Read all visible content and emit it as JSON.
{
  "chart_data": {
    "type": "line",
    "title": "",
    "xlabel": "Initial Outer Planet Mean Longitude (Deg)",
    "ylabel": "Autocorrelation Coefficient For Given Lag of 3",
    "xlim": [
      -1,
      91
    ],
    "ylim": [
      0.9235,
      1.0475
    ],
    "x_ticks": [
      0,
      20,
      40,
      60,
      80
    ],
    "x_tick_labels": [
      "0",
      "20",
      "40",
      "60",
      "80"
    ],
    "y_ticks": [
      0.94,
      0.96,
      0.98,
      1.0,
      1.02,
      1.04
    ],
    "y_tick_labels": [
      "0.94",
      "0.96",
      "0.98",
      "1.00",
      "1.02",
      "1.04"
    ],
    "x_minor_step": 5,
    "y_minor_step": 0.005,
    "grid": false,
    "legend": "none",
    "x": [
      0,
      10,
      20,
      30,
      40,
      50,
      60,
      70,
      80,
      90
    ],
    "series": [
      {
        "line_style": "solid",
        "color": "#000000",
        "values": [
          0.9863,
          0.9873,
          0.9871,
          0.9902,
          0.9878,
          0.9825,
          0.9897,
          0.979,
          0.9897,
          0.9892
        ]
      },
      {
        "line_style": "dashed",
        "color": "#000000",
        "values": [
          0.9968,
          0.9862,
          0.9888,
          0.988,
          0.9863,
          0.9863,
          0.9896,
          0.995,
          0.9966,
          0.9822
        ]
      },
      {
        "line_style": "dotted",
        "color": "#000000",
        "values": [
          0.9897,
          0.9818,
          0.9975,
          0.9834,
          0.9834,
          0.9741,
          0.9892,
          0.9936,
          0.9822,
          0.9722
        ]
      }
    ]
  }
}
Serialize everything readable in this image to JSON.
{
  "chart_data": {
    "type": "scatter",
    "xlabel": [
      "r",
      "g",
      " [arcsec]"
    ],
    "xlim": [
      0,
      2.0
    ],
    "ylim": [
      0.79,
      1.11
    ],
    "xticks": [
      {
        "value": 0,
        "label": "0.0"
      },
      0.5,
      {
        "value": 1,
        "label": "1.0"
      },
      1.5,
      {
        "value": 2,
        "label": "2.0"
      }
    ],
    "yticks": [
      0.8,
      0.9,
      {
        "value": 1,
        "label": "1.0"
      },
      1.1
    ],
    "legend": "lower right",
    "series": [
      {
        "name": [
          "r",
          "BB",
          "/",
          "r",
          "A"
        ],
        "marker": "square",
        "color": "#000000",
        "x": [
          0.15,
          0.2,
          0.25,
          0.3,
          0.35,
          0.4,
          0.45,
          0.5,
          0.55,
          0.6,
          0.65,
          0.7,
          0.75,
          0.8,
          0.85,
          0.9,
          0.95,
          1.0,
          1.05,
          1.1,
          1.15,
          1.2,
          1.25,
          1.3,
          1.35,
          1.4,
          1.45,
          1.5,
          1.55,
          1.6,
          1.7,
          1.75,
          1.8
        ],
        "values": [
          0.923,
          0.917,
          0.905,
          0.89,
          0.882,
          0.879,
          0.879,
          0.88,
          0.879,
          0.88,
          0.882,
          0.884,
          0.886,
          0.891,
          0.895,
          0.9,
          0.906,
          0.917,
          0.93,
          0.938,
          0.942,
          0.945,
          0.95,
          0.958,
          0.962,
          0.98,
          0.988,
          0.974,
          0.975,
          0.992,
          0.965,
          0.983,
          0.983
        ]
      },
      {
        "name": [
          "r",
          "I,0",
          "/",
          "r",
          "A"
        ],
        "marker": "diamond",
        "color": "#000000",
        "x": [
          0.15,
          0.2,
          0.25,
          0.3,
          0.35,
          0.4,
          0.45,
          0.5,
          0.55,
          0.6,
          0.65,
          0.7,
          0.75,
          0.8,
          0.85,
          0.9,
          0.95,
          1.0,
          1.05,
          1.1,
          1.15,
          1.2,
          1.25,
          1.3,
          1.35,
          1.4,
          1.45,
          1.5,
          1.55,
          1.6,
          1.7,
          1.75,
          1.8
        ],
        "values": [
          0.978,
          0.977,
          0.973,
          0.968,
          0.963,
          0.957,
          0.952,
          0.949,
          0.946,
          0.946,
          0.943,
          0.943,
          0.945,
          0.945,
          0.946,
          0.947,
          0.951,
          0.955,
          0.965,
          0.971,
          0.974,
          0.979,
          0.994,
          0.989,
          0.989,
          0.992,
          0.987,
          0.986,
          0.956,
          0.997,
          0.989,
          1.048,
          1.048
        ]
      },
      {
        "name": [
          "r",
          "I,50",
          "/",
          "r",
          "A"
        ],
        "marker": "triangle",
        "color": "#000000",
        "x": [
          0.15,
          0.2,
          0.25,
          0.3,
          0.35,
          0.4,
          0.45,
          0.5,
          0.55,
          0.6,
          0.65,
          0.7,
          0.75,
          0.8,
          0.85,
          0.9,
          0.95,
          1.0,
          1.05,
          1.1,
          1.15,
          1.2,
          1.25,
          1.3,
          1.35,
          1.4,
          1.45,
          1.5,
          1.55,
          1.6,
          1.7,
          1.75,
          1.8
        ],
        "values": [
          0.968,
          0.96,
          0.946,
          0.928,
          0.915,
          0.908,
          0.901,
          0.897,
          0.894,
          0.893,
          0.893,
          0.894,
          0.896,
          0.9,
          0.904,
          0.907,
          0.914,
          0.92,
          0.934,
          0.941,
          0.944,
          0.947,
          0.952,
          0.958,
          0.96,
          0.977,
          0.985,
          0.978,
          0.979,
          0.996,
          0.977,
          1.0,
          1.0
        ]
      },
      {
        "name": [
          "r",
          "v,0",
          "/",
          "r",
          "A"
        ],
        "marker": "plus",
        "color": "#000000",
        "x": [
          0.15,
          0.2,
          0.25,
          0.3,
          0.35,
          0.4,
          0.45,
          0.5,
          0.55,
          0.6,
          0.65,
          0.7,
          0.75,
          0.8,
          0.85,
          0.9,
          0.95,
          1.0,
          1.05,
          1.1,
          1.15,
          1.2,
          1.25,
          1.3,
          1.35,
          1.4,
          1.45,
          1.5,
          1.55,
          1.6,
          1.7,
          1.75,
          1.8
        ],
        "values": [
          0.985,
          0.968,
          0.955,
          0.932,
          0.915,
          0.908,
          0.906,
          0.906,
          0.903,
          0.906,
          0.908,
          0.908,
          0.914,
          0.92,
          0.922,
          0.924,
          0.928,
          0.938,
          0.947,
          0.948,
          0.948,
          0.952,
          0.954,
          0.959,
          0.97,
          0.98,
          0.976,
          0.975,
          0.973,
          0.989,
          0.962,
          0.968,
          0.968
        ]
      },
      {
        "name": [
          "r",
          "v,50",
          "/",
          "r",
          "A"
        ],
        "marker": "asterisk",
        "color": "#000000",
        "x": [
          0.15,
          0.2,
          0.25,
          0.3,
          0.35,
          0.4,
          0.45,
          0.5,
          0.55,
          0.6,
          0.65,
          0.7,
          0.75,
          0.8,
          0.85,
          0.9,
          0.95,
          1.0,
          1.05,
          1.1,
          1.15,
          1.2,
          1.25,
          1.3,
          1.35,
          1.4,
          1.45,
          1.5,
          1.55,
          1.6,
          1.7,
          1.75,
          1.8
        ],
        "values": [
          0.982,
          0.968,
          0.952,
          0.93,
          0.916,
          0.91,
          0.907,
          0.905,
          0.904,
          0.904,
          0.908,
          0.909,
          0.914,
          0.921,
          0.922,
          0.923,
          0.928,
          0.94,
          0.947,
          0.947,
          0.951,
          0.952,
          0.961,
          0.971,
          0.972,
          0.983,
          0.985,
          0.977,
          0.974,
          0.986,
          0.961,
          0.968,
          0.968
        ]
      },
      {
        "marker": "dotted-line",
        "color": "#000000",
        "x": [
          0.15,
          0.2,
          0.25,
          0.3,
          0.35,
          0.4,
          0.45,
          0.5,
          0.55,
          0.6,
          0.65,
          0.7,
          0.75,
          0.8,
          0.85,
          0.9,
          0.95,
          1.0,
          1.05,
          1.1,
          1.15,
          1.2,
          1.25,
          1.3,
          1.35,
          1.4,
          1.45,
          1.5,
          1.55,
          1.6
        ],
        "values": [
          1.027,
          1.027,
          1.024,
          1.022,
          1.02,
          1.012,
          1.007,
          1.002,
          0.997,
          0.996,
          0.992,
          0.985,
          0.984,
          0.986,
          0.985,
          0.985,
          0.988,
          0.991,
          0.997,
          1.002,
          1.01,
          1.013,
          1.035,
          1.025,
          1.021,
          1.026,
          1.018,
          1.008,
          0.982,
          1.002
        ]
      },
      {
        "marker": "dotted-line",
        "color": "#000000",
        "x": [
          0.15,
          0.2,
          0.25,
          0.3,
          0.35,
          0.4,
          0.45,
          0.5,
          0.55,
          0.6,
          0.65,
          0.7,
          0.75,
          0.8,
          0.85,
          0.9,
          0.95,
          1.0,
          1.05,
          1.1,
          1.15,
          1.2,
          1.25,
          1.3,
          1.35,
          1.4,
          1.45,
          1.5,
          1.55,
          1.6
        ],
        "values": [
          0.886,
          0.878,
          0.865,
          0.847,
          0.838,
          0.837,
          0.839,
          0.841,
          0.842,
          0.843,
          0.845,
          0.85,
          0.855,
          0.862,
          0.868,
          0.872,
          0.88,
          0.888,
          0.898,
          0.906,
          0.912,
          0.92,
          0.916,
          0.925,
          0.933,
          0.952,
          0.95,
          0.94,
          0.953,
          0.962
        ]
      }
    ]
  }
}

══════════

Aim of the exercise: Copy down every line of the entries containing the word "JSON".

Exercise answer:
Read all visible content and emit it as JSON.
Serialize everything readable in this image to JSON.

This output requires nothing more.